GIVEN INSTRUCTION: Output the data that follows exactly, line for line.
━━━━━ GIVEN DATA ━━━━━
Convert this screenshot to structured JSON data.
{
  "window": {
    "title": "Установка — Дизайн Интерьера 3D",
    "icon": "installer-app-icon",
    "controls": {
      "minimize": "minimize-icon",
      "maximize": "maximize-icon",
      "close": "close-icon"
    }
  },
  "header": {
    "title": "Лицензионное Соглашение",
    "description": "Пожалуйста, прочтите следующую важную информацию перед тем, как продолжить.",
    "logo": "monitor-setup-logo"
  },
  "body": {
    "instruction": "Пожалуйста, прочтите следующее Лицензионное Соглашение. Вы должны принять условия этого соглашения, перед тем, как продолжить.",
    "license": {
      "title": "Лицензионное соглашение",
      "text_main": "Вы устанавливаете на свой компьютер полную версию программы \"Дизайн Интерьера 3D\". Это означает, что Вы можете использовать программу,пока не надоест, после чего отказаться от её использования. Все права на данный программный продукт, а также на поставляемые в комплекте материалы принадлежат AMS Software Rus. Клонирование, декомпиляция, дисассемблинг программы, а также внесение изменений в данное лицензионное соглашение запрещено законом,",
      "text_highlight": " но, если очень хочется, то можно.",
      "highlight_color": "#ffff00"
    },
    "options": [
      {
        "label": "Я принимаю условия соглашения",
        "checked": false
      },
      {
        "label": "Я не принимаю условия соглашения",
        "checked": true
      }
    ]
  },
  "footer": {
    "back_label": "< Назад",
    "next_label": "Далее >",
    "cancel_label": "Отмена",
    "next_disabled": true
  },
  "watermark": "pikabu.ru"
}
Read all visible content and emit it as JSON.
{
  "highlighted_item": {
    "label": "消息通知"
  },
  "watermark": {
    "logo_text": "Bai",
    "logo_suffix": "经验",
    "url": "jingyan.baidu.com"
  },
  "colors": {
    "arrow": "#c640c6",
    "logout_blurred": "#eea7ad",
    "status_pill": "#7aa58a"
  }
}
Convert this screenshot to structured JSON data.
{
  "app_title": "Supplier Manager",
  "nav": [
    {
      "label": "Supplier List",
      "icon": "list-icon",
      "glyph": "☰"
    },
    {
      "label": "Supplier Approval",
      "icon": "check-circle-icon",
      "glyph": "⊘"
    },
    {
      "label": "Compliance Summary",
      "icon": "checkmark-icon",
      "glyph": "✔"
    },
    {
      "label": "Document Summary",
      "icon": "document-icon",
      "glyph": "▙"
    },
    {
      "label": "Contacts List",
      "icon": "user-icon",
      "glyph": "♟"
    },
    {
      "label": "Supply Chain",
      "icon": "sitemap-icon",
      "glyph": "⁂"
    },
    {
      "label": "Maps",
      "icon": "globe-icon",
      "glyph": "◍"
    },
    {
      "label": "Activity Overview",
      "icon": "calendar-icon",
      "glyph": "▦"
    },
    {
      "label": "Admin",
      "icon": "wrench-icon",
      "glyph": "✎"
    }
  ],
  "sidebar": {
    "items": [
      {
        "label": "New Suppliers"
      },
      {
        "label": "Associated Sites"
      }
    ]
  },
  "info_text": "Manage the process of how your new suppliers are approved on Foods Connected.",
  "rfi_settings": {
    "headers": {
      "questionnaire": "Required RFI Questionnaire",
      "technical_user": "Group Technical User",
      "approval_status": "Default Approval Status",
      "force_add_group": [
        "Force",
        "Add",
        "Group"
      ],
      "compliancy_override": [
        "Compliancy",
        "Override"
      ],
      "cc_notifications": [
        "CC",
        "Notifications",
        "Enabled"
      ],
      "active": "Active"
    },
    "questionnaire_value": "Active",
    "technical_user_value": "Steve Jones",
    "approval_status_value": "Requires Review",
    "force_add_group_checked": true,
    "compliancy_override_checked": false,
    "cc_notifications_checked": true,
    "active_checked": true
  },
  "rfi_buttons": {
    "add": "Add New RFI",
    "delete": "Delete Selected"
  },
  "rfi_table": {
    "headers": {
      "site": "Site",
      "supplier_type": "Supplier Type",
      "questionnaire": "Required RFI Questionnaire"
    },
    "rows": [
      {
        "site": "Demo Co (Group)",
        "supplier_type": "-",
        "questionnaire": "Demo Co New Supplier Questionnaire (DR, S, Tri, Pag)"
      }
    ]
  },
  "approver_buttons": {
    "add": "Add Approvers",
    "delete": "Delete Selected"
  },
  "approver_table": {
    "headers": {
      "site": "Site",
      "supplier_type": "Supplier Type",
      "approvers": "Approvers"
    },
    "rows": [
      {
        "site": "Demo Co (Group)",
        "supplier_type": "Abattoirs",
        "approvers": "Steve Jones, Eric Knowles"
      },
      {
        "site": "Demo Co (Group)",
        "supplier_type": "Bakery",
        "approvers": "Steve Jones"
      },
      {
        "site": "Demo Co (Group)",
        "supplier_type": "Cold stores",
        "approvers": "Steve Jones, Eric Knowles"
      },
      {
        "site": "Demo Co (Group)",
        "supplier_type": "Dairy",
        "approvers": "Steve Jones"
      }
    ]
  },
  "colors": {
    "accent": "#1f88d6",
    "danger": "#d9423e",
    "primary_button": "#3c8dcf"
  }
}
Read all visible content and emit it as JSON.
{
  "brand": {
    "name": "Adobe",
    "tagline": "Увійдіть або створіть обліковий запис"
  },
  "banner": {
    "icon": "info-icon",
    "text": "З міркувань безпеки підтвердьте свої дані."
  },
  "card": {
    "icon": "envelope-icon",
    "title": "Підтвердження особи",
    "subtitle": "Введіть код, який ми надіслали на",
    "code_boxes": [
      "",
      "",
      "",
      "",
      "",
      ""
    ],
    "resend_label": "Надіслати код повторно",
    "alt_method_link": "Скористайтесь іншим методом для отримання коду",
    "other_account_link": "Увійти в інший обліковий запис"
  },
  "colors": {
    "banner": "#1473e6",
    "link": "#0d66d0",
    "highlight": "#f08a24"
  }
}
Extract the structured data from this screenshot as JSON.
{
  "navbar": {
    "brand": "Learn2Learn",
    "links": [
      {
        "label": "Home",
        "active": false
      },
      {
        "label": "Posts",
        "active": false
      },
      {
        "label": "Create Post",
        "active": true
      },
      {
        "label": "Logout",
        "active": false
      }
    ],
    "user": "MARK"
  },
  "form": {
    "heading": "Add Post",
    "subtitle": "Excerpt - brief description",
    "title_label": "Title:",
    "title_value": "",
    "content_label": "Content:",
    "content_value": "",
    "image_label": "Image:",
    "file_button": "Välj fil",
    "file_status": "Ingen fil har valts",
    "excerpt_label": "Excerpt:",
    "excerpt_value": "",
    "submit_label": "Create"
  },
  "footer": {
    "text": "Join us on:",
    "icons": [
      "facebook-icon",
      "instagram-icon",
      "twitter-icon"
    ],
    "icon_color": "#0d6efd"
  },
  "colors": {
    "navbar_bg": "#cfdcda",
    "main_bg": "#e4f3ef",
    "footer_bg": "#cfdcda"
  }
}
━━━━━
EXERCISE SOLUTION:
Convert this screenshot to structured JSON data.
{
  "window": {
    "title": "Установка — Дизайн Интерьера 3D",
    "icon": "installer-app-icon",
    "controls": {
      "minimize": "minimize-icon",
      "maximize": "maximize-icon",
      "close": "close-icon"
    }
  },
  "header": {
    "title": "Лицензионное Соглашение",
    "description": "Пожалуйста, прочтите следующую важную информацию перед тем, как продолжить.",
    "logo": "monitor-setup-logo"
  },
  "body": {
    "instruction": "Пожалуйста, прочтите следующее Лицензионное Соглашение. Вы должны принять условия этого соглашения, перед тем, как продолжить.",
    "license": {
      "title": "Лицензионное соглашение",
      "text_main": "Вы устанавливаете на свой компьютер полную версию программы \"Дизайн Интерьера 3D\". Это означает, что Вы можете использовать программу,пока не надоест, после чего отказаться от её использования. Все права на данный программный продукт, а также на поставляемые в комплекте материалы принадлежат AMS Software Rus. Клонирование, декомпиляция, дисассемблинг программы, а также внесение изменений в данное лицензионное соглашение запрещено законом,",
      "text_highlight": " но, если очень хочется, то можно.",
      "highlight_color": "#ffff00"
    },
    "options": [
      {
        "label": "Я принимаю условия соглашения",
        "checked": false
      },
      {
        "label": "Я не принимаю условия соглашения",
        "checked": true
      }
    ]
  },
  "footer": {
    "back_label": "< Назад",
    "next_label": "Далее >",
    "cancel_label": "Отмена",
    "next_disabled": true
  },
  "watermark": "pikabu.ru"
}
Read all visible content and emit it as JSON.
{
  "highlighted_item": {
    "label": "消息通知"
  },
  "watermark": {
    "logo_text": "Bai",
    "logo_suffix": "经验",
    "url": "jingyan.baidu.com"
  },
  "colors": {
    "arrow": "#c640c6",
    "logout_blurred": "#eea7ad",
    "status_pill": "#7aa58a"
  }
}
Convert this screenshot to structured JSON data.
{
  "app_title": "Supplier Manager",
  "nav": [
    {
      "label": "Supplier List",
      "icon": "list-icon",
      "glyph": "☰"
    },
    {
      "label": "Supplier Approval",
      "icon": "check-circle-icon",
      "glyph": "⊘"
    },
    {
      "label": "Compliance Summary",
      "icon": "checkmark-icon",
      "glyph": "✔"
    },
    {
      "label": "Document Summary",
      "icon": "document-icon",
      "glyph": "▙"
    },
    {
      "label": "Contacts List",
      "icon": "user-icon",
      "glyph": "♟"
    },
    {
      "label": "Supply Chain",
      "icon": "sitemap-icon",
      "glyph": "⁂"
    },
    {
      "label": "Maps",
      "icon": "globe-icon",
      "glyph": "◍"
    },
    {
      "label": "Activity Overview",
      "icon": "calendar-icon",
      "glyph": "▦"
    },
    {
      "label": "Admin",
      "icon": "wrench-icon",
      "glyph": "✎"
    }
  ],
  "sidebar": {
    "items": [
      {
        "label": "New Suppliers"
      },
      {
        "label": "Associated Sites"
      }
    ]
  },
  "info_text": "Manage the process of how your new suppliers are approved on Foods Connected.",
  "rfi_settings": {
    "headers": {
      "questionnaire": "Required RFI Questionnaire",
      "technical_user": "Group Technical User",
      "approval_status": "Default Approval Status",
      "force_add_group": [
        "Force",
        "Add",
        "Group"
      ],
      "compliancy_override": [
        "Compliancy",
        "Override"
      ],
      "cc_notifications": [
        "CC",
        "Notifications",
        "Enabled"
      ],
      "active": "Active"
    },
    "questionnaire_value": "Active",
    "technical_user_value": "Steve Jones",
    "approval_status_value": "Requires Review",
    "force_add_group_checked": true,
    "compliancy_override_checked": false,
    "cc_notifications_checked": true,
    "active_checked": true
  },
  "rfi_buttons": {
    "add": "Add New RFI",
    "delete": "Delete Selected"
  },
  "rfi_table": {
    "headers": {
      "site": "Site",
      "supplier_type": "Supplier Type",
      "questionnaire": "Required RFI Questionnaire"
    },
    "rows": [
      {
        "site": "Demo Co (Group)",
        "supplier_type": "-",
        "questionnaire": "Demo Co New Supplier Questionnaire (DR, S, Tri, Pag)"
      }
    ]
  },
  "approver_buttons": {
    "add": "Add Approvers",
    "delete": "Delete Selected"
  },
  "approver_table": {
    "headers": {
      "site": "Site",
      "supplier_type": "Supplier Type",
      "approvers": "Approvers"
    },
    "rows": [
      {
        "site": "Demo Co (Group)",
        "supplier_type": "Abattoirs",
        "approvers": "Steve Jones, Eric Knowles"
      },
      {
        "site": "Demo Co (Group)",
        "supplier_type": "Bakery",
        "approvers": "Steve Jones"
      },
      {
        "site": "Demo Co (Group)",
        "supplier_type": "Cold stores",
        "approvers": "Steve Jones, Eric Knowles"
      },
      {
        "site": "Demo Co (Group)",
        "supplier_type": "Dairy",
        "approvers": "Steve Jones"
      }
    ]
  },
  "colors": {
    "accent": "#1f88d6",
    "danger": "#d9423e",
    "primary_button": "#3c8dcf"
  }
}
Read all visible content and emit it as JSON.
{
  "brand": {
    "name": "Adobe",
    "tagline": "Увійдіть або створіть обліковий запис"
  },
  "banner": {
    "icon": "info-icon",
    "text": "З міркувань безпеки підтвердьте свої дані."
  },
  "card": {
    "icon": "envelope-icon",
    "title": "Підтвердження особи",
    "subtitle": "Введіть код, який ми надіслали на",
    "code_boxes": [
      "",
      "",
      "",
      "",
      "",
      ""
    ],
    "resend_label": "Надіслати код повторно",
    "alt_method_link": "Скористайтесь іншим методом для отримання коду",
    "other_account_link": "Увійти в інший обліковий запис"
  },
  "colors": {
    "banner": "#1473e6",
    "link": "#0d66d0",
    "highlight": "#f08a24"
  }
}
Extract the structured data from this screenshot as JSON.
{
  "navbar": {
    "brand": "Learn2Learn",
    "links": [
      {
        "label": "Home",
        "active": false
      },
      {
        "label": "Posts",
        "active": false
      },
      {
        "label": "Create Post",
        "active": true
      },
      {
        "label": "Logout",
        "active": false
      }
    ],
    "user": "MARK"
  },
  "form": {
    "heading": "Add Post",
    "subtitle": "Excerpt - brief description",
    "title_label": "Title:",
    "title_value": "",
    "content_label": "Content:",
    "content_value": "",
    "image_label": "Image:",
    "file_button": "Välj fil",
    "file_status": "Ingen fil har valts",
    "excerpt_label": "Excerpt:",
    "excerpt_value": "",
    "submit_label": "Create"
  },
  "footer": {
    "text": "Join us on:",
    "icons": [
      "facebook-icon",
      "instagram-icon",
      "twitter-icon"
    ],
    "icon_color": "#0d6efd"
  },
  "colors": {
    "navbar_bg": "#cfdcda",
    "main_bg": "#e4f3ef",
    "footer_bg": "#cfdcda"
  }
}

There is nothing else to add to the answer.